--- Start Listed entries ---

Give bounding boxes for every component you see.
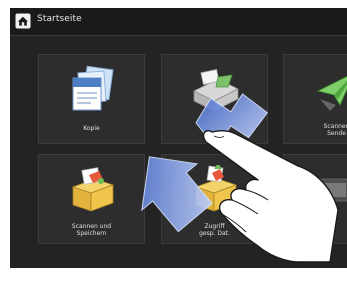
tile-label: Zugriff gesp. Dat. bbox=[199, 223, 230, 237]
scan-store-icon bbox=[71, 167, 114, 212]
screen: Startseite Kopie Scannen Sende Scannen u… bbox=[0, 0, 347, 284]
tile-label: Scannen Sende bbox=[323, 123, 347, 137]
title-bar: Startseite bbox=[10, 8, 347, 36]
home-screen-panel: Startseite Kopie Scannen Sende Scannen u… bbox=[10, 8, 347, 268]
tile-copy[interactable]: Kopie bbox=[38, 54, 145, 144]
tile-label: Scannen und Speichern bbox=[71, 223, 112, 237]
fax-icon bbox=[192, 68, 239, 112]
tile-label: Kopie bbox=[83, 125, 100, 132]
scan-send-icon bbox=[316, 75, 347, 111]
stored-files-icon bbox=[194, 165, 237, 212]
app-icon bbox=[319, 178, 347, 202]
tile-stored-files[interactable]: Zugriff gesp. Dat. bbox=[161, 154, 268, 244]
home-icon[interactable] bbox=[15, 13, 31, 29]
tile-scan-store[interactable]: Scannen und Speichern bbox=[38, 154, 145, 244]
tile-fax[interactable] bbox=[161, 54, 268, 144]
tile-scan-send[interactable]: Scannen Sende bbox=[283, 54, 347, 144]
tile-app[interactable] bbox=[283, 154, 347, 244]
page-title: Startseite bbox=[37, 14, 82, 24]
copy-icon bbox=[72, 65, 114, 111]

--- End Listed entries ---

Copy every one of the lines above verbatim, omitting the picture.

Output of the task –
Give bounding boxes for every component you see.
tile-label: Zugriff gesp. Dat. bbox=[199, 223, 230, 237]
scan-store-icon bbox=[71, 167, 114, 212]
screen: Startseite Kopie Scannen Sende Scannen u… bbox=[0, 0, 347, 284]
tile-label: Scannen Sende bbox=[323, 123, 347, 137]
title-bar: Startseite bbox=[10, 8, 347, 36]
home-screen-panel: Startseite Kopie Scannen Sende Scannen u… bbox=[10, 8, 347, 268]
tile-copy[interactable]: Kopie bbox=[38, 54, 145, 144]
tile-label: Scannen und Speichern bbox=[71, 223, 112, 237]
fax-icon bbox=[192, 68, 239, 112]
tile-label: Kopie bbox=[83, 125, 100, 132]
scan-send-icon bbox=[316, 75, 347, 111]
stored-files-icon bbox=[194, 165, 237, 212]
app-icon bbox=[319, 178, 347, 202]
tile-stored-files[interactable]: Zugriff gesp. Dat. bbox=[161, 154, 268, 244]
home-icon[interactable] bbox=[15, 13, 31, 29]
tile-scan-store[interactable]: Scannen und Speichern bbox=[38, 154, 145, 244]
tile-fax[interactable] bbox=[161, 54, 268, 144]
tile-scan-send[interactable]: Scannen Sende bbox=[283, 54, 347, 144]
tile-app[interactable] bbox=[283, 154, 347, 244]
page-title: Startseite bbox=[37, 14, 82, 24]
copy-icon bbox=[72, 65, 114, 111]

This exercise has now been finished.